--- start Data in this exercise ---
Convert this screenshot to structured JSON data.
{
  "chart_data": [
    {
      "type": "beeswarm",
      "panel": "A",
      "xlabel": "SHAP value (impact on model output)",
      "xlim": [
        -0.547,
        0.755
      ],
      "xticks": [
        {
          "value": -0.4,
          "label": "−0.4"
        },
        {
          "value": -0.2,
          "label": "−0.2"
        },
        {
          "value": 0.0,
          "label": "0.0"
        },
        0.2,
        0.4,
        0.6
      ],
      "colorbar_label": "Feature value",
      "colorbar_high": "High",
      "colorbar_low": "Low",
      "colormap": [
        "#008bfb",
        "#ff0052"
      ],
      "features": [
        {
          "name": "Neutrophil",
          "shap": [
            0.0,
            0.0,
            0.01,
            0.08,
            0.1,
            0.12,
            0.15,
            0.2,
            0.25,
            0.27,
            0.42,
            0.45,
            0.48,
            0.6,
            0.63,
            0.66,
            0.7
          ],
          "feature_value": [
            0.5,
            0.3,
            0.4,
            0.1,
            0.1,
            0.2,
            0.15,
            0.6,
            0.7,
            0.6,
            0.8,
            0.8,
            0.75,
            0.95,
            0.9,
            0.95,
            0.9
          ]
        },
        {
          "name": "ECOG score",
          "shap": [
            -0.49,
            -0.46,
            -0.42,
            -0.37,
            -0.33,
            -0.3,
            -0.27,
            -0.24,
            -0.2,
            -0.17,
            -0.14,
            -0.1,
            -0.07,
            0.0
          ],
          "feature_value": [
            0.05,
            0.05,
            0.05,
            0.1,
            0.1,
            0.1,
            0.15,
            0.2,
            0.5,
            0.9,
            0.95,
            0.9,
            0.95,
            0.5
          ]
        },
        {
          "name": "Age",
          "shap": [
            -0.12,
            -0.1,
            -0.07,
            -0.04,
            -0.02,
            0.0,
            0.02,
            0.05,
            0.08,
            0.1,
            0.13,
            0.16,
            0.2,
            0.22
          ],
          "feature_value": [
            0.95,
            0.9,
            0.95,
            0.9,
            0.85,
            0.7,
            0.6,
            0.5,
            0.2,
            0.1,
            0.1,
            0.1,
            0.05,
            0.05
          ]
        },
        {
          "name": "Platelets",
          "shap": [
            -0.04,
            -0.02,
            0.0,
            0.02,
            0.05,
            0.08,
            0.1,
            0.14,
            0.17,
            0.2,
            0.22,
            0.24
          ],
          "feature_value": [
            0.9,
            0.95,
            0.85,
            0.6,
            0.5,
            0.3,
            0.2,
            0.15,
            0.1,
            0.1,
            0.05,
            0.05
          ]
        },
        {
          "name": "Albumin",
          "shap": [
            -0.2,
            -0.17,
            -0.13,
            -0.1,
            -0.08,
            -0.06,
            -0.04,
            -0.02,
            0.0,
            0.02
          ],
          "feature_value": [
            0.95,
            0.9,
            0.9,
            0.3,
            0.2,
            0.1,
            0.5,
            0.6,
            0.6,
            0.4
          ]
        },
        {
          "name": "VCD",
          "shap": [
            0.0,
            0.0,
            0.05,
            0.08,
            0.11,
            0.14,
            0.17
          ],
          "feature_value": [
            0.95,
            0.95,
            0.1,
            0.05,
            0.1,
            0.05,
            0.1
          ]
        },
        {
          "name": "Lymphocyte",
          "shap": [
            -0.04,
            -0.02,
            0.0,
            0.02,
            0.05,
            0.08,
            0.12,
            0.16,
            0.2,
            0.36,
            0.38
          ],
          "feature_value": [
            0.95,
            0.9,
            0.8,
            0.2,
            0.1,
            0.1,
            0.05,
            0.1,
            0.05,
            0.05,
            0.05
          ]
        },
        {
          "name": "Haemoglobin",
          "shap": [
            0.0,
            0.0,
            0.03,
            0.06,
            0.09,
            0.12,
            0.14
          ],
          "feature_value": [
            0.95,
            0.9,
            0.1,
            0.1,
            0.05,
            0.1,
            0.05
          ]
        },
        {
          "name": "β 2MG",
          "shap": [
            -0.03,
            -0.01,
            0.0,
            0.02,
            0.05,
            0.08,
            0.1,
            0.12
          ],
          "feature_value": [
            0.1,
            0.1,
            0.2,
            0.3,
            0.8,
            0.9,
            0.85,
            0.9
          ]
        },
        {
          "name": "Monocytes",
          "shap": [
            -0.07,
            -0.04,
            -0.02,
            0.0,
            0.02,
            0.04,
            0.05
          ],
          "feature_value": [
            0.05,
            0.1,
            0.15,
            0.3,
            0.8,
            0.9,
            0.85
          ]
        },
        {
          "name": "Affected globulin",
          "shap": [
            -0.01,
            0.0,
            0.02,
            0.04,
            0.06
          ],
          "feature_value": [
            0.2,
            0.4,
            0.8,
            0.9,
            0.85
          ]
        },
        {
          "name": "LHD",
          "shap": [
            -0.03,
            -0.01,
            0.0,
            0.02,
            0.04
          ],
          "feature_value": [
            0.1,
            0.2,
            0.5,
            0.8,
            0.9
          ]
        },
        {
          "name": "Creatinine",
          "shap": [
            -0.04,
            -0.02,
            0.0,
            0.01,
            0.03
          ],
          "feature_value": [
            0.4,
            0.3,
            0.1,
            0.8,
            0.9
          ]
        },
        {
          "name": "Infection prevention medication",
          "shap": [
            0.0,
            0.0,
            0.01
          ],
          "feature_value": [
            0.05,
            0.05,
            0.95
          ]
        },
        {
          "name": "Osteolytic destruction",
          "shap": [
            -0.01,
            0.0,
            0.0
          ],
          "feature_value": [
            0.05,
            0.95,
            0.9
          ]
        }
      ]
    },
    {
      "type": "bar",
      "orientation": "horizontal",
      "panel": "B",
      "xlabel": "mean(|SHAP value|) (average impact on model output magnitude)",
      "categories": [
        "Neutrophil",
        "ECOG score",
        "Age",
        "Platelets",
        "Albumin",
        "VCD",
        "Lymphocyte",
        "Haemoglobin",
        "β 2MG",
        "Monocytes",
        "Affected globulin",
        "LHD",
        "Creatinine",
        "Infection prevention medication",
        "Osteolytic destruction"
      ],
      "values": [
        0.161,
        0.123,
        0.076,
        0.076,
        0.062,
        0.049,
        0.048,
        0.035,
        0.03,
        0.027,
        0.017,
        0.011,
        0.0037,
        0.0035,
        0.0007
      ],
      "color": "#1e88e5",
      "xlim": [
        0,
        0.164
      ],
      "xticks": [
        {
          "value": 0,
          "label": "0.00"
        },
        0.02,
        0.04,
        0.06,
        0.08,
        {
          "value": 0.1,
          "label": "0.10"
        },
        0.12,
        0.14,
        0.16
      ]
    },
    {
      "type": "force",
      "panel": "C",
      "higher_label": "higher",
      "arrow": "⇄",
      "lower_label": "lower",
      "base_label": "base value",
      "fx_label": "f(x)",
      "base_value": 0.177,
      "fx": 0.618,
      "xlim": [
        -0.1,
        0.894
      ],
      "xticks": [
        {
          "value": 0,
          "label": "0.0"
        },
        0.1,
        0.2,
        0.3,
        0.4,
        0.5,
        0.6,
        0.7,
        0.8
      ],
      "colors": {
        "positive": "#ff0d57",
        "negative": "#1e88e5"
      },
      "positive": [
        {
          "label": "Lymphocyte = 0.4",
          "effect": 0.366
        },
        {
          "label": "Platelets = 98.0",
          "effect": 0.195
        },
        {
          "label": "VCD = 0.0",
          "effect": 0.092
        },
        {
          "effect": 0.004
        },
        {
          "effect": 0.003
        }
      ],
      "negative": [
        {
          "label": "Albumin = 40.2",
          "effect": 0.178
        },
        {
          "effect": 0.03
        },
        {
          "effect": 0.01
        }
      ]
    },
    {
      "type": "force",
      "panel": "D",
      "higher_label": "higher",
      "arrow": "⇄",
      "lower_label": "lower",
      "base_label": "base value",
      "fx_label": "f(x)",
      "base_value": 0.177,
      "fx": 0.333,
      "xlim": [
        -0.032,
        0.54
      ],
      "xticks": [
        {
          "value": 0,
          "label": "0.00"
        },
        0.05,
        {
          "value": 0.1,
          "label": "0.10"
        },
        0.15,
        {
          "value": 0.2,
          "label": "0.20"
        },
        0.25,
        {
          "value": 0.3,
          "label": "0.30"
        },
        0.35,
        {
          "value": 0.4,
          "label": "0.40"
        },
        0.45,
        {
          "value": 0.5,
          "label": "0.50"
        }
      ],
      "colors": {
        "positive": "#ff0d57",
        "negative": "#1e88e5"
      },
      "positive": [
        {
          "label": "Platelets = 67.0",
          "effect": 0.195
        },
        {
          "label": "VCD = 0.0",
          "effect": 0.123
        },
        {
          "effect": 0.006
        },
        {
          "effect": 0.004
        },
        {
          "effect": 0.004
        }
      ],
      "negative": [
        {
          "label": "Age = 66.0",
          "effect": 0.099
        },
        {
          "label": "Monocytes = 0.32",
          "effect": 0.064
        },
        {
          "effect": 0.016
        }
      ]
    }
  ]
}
--- end Data in this exercise ---
> Directions for this task
Extract each line from the listing that holds the word "medication".

> Solution to this problem
          "name": "Infection prevention medication",
        "Infection prevention medication",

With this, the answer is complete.